Dataset items:
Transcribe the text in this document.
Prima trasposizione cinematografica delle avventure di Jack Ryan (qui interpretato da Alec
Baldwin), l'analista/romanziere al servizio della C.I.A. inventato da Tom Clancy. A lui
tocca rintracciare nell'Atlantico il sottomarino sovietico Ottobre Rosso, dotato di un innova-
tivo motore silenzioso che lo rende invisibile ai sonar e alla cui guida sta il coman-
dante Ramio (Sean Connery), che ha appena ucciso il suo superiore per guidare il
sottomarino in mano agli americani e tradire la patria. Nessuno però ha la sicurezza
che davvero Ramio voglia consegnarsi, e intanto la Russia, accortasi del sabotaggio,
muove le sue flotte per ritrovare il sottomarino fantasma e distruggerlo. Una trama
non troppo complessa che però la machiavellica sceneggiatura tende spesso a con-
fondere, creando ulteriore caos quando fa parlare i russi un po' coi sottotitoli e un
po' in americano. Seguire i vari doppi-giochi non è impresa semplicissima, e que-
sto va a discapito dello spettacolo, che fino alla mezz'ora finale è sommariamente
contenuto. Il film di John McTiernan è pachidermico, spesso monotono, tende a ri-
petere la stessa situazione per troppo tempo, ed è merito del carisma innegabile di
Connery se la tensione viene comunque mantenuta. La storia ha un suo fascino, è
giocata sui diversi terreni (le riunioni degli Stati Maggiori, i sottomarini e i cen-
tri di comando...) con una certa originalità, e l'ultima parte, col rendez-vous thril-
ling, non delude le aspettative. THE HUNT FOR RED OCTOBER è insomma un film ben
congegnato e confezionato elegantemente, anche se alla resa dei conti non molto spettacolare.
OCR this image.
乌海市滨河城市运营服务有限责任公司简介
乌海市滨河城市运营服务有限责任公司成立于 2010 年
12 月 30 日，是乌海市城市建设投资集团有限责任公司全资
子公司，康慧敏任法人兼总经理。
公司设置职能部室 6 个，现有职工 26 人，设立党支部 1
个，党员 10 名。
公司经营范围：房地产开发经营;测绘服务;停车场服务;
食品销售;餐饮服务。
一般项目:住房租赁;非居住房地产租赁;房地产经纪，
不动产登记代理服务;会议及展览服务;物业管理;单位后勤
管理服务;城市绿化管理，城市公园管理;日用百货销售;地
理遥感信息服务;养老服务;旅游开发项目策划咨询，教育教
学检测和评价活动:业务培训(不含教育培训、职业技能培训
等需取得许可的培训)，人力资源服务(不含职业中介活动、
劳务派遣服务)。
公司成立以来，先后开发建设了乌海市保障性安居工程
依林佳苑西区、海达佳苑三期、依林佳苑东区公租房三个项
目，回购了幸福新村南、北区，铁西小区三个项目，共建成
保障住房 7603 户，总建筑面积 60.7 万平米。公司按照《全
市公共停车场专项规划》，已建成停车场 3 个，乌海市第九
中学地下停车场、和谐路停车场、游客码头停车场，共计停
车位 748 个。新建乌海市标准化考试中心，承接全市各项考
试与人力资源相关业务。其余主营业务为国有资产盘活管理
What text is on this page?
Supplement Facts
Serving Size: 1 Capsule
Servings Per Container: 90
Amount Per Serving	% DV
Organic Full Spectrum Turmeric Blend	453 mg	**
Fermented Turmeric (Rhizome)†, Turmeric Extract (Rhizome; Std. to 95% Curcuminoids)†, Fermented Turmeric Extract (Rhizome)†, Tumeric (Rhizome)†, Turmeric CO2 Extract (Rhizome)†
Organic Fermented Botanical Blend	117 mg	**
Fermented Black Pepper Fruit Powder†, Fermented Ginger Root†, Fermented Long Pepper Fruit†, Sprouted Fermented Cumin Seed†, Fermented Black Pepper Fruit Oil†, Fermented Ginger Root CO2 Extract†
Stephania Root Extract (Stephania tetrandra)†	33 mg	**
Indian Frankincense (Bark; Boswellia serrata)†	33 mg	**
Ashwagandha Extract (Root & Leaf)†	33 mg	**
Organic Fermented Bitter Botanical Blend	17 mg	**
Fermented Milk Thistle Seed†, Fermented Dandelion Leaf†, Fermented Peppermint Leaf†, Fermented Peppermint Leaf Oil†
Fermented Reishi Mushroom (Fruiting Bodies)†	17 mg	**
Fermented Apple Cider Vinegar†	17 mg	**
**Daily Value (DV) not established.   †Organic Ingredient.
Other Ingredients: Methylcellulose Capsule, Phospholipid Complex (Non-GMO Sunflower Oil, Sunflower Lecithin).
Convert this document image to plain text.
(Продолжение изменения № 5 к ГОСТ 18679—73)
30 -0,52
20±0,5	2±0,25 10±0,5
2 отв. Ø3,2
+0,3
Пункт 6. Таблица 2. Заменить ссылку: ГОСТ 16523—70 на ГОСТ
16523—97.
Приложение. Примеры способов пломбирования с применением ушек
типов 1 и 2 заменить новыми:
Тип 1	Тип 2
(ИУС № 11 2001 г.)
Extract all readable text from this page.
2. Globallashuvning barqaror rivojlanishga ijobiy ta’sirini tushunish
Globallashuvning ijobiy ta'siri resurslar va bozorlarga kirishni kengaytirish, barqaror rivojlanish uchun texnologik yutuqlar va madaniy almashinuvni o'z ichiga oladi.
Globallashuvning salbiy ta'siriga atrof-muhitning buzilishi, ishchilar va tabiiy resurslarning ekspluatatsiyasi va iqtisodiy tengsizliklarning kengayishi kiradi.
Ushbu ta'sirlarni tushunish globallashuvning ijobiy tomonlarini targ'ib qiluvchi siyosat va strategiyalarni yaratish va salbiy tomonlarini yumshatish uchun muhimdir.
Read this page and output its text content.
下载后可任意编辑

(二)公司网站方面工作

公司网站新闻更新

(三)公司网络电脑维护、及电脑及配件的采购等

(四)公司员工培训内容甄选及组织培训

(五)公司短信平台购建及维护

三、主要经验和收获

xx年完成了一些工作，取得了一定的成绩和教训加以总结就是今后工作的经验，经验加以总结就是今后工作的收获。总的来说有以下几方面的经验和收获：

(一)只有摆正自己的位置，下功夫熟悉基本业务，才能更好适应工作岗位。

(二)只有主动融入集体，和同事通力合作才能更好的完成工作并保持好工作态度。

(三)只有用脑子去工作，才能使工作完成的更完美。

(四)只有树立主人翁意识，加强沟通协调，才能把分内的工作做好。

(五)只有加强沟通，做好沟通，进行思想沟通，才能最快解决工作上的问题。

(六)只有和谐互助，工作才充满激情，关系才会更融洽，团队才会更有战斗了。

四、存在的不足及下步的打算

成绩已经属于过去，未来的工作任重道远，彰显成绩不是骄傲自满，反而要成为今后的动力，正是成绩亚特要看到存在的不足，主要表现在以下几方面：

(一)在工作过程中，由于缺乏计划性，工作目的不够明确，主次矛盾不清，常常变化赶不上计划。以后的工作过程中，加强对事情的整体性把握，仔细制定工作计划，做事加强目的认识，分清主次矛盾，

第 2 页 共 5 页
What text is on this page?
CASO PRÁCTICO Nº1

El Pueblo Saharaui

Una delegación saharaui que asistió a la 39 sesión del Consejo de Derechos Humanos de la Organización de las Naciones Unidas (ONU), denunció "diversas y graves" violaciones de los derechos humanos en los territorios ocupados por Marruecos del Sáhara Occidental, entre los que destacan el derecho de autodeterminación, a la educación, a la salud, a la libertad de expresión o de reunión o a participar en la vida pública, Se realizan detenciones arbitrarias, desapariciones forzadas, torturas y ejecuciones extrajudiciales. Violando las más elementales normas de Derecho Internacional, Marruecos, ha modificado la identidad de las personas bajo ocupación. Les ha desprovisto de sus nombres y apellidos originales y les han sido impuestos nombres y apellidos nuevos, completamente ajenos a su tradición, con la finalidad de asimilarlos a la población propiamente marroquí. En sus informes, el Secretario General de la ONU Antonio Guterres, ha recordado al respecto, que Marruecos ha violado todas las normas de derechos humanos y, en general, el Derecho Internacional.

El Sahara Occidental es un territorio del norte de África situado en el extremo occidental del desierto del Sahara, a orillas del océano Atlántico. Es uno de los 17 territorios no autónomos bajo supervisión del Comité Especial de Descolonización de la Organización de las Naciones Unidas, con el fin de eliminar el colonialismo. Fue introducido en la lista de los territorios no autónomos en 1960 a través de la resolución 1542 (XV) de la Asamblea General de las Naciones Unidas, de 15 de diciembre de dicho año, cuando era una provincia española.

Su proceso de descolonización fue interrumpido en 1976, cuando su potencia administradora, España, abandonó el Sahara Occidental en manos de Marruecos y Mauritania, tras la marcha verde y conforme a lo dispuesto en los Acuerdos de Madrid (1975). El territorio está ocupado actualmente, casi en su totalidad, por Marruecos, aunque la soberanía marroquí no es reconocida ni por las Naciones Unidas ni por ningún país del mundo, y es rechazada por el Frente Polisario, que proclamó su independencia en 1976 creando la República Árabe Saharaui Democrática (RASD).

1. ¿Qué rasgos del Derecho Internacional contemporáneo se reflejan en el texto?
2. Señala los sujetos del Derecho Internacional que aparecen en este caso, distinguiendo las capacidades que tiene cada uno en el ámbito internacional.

-- The exercise --
Out of the material above, select every line that holds the string "Organic".

-- Written solution --
Organic Full Spectrum Turmeric Blend	453 mg	**
Organic Fermented Botanical Blend	117 mg	**
Organic Fermented Bitter Botanical Blend	17 mg	**
**Daily Value (DV) not established.   †Organic Ingredient.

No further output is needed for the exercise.